# Source passage
◇ ◇ ◇ ◇
Net-Zero Roadmap for Indonesia’s Steel Industry

Global Efficiency Intelligence: Ali Hasanbeigi, Cecilia Springer, Cassandra Savel

ASEAN Centre for Energy: Dan Resky Valeriz, Zulfikar Yurnaidi, Vu Trong Duc Anh


Indonesia has pledged to achieve net-zero greenhouse gas (GHG) emissions by 2060. To meet this target, the steel sector, a major source of industrial emissions in Indonesia, must see its emissions peak and begin to decline. With the dominance of carbon-intensive blast furnace-basic oxygen furnace (BF-BOF) steelmaking and continued investment in new BF capacity, decarbonizing Indonesia’s steel sector will be particularly challenging. This report provides an overview of steel production, energy use, and emissions trends in Indonesia and presents a data-driven roadmap for deep decarbonization through to 2060. It evaluates multiple technology and policy pathways through scenario analysis and outlines key milestones for 2030, 2040, 2050, and 2060. The report concludes with actionable policy recommendations for the Indonesian government, steel producers, consumers, and other relevant stakeholders.

While Indonesia produces a relatively small share of the world’s total steel, it is the second-largest steel producer in Southeast Asia, the 4th largest exporter of steel globally by value, and the 14th largest steel producing country in the world, with production expected to grow rapidly (IBAI 2024). In 2023, Indonesia’s crude steel production reached nearly 17 million tons (Mt) and this is expected to grow to up to 60 Mt per year in 2060. The steel industry plays a critical role in Indonesia’s economic development, supporting key sectors such as construction, automotive manufacturing, and infrastructure while contributing to industrial growth and job creation across the country.
◇ ◇ ◇ ◇
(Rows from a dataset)
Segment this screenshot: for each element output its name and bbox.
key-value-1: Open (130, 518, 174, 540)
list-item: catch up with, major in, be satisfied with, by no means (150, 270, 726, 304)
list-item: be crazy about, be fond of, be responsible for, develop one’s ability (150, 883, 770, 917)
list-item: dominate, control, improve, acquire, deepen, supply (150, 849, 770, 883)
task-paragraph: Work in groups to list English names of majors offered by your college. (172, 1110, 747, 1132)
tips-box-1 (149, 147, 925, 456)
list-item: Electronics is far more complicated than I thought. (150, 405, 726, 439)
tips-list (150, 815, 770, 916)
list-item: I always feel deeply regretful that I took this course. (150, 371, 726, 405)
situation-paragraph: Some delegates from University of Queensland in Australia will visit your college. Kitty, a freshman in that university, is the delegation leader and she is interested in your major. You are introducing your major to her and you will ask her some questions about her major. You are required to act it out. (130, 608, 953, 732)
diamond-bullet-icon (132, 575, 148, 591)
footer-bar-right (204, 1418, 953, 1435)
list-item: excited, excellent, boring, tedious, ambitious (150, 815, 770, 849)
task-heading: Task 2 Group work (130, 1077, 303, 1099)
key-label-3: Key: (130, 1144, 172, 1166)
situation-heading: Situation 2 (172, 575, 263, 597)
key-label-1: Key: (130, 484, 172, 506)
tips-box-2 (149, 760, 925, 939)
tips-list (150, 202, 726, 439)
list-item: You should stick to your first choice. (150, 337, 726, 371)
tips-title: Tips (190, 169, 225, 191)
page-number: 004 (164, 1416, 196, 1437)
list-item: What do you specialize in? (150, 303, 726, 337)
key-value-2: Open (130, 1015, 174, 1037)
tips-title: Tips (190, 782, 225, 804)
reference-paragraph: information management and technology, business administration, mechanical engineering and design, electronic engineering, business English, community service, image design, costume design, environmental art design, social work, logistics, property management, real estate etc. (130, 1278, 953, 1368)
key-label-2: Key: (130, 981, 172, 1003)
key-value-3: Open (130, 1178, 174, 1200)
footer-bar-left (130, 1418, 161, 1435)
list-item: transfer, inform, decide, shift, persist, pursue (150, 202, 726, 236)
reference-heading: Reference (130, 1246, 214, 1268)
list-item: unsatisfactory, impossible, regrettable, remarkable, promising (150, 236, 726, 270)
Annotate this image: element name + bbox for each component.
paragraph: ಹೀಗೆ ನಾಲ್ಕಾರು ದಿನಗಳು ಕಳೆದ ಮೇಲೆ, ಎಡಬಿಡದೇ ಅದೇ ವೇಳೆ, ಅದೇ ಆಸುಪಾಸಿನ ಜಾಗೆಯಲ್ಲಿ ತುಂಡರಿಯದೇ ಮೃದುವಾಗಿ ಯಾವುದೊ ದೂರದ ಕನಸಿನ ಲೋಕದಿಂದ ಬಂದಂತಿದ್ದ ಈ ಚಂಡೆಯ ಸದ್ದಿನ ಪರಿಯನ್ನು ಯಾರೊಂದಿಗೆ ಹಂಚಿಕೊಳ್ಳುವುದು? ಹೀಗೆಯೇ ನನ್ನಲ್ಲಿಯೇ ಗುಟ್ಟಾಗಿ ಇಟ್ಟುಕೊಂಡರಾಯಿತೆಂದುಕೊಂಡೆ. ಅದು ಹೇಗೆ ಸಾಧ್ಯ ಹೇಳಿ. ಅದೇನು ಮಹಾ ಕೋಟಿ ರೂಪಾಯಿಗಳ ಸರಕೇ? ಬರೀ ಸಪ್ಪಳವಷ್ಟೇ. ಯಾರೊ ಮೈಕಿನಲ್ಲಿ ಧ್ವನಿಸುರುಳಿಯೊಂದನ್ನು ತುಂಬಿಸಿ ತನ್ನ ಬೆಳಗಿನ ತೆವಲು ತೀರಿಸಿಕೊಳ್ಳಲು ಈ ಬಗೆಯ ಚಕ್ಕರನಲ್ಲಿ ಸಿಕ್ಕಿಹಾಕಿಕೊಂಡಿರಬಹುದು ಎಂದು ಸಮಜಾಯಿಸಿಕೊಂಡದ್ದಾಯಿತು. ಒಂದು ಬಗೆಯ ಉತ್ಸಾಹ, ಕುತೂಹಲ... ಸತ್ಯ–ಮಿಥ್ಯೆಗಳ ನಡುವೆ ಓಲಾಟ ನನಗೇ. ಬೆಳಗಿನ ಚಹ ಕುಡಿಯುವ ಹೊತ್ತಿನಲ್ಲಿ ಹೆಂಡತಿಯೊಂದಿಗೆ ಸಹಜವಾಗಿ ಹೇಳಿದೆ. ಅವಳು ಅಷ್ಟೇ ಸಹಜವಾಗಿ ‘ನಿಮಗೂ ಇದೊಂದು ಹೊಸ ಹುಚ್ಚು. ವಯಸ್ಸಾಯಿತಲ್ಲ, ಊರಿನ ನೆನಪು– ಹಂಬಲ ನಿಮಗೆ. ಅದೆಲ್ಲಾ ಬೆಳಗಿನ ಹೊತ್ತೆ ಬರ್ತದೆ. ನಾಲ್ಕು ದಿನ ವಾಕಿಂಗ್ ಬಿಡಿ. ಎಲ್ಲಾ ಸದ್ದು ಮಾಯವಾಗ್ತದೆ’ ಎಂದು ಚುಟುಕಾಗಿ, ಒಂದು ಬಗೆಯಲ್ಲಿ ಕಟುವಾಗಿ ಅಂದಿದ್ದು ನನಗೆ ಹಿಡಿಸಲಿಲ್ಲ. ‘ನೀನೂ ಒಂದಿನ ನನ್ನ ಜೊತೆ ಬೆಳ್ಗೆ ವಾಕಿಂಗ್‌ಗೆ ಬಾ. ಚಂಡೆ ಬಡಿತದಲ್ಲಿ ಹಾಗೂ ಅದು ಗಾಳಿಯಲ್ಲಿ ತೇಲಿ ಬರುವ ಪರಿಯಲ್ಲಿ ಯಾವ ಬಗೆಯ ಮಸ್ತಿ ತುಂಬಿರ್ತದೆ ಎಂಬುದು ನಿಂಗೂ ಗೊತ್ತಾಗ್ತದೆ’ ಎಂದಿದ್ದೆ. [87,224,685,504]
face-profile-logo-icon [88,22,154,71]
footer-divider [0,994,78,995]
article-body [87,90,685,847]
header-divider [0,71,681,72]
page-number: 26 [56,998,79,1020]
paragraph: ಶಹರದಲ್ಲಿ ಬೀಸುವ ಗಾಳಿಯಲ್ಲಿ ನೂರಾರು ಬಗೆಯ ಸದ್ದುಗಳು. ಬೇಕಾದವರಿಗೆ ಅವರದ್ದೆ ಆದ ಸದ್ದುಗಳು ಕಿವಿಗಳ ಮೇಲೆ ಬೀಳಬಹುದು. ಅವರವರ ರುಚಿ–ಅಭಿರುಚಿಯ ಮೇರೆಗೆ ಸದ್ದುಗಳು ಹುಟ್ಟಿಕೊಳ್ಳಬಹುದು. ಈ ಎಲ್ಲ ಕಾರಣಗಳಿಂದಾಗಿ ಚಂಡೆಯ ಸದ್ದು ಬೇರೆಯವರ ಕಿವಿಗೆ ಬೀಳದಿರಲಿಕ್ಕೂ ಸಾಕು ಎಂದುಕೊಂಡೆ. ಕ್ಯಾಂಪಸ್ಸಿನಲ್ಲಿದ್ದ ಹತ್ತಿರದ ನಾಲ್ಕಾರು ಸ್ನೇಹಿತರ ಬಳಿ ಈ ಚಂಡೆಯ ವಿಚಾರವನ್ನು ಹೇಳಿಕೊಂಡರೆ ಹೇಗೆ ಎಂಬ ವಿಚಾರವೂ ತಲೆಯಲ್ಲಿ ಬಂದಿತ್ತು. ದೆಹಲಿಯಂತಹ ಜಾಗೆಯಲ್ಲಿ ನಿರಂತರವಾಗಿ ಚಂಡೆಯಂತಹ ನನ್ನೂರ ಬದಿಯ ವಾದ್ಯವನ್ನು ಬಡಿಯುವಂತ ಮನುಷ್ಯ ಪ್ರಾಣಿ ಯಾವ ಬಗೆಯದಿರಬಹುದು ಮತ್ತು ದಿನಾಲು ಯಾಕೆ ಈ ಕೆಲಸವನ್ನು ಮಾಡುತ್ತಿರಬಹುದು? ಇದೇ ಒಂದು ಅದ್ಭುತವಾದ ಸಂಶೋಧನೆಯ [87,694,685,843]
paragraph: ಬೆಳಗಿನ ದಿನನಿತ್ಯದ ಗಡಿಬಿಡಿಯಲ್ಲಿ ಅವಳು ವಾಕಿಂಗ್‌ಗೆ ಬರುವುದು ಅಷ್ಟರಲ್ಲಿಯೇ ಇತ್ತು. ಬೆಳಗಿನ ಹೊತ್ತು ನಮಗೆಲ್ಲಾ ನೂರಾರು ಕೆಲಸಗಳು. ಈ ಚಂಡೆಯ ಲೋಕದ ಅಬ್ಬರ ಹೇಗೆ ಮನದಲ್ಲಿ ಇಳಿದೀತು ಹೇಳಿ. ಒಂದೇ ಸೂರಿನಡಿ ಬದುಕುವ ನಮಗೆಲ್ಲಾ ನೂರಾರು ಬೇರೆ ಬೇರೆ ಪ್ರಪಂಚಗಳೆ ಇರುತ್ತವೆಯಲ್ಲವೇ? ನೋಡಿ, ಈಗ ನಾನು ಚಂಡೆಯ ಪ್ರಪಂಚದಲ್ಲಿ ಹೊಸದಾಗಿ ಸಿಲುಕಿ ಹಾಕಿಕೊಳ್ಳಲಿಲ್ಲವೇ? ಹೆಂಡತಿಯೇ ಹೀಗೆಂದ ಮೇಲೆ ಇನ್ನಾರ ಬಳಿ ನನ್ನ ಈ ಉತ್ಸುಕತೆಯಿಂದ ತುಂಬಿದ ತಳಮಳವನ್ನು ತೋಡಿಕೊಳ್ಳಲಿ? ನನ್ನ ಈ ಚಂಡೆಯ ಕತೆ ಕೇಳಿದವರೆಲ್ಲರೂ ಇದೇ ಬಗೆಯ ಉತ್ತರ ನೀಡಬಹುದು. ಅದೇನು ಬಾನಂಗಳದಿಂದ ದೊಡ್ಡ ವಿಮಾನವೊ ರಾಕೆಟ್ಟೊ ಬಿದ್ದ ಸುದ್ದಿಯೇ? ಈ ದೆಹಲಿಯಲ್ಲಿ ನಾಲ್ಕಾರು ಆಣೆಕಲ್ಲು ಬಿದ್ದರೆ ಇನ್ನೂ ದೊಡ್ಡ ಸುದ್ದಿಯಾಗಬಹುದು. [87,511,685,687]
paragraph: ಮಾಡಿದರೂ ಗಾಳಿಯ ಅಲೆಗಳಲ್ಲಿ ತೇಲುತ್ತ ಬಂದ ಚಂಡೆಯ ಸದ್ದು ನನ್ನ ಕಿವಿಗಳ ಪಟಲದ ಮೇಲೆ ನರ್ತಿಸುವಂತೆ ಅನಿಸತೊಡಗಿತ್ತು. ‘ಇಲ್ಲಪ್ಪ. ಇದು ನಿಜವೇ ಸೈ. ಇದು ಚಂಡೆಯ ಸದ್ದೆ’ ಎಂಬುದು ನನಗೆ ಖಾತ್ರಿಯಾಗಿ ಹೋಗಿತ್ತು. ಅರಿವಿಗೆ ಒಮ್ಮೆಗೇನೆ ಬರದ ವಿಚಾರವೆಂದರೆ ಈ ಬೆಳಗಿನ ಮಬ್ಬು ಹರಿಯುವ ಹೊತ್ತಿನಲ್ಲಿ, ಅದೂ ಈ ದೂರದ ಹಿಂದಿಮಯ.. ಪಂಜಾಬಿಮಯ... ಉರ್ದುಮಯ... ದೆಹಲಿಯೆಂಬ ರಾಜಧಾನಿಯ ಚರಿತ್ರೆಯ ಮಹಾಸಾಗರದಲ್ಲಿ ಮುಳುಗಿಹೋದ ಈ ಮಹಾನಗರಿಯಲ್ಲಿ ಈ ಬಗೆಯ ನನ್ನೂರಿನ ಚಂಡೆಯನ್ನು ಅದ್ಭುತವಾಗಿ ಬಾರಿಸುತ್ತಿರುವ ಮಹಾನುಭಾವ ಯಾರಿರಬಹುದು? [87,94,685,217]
◇ ◇ ◇ ◇
# Required actions
(1) Using the passage on Indonesia's steel industry, answer these:
(a) By what year has Indonesia pledged to reach net-zero greenhouse gas emissions?
(b) How much crude steel did Indonesia produce in 2023?
(c) Where does Indonesia rank among steel producers in Southeast Asia?
(2) From the passage on Indonesia's steel industry, write out the part that begins at "While Indonesia produces" and stops after "across the country.".

# Task-by-task solutions
(1)
(a) 2060
(b) Nearly 17 million tons
(c) Second-largest

(2)
While Indonesia produces a relatively small share of the world’s total steel, it is the second-largest steel producer in Southeast Asia, the 4th largest exporter of steel globally by value, and the 14th largest steel producing country in the world, with production expected to grow rapidly (IBAI 2024). In 2023, Indonesia’s crude steel production reached nearly 17 million tons (Mt) and this is expected to grow to up to 60 Mt per year in 2060. The steel industry plays a critical role in Indonesia’s economic development, supporting key sectors such as construction, automotive manufacturing, and infrastructure while contributing to industrial growth and job creation across the country.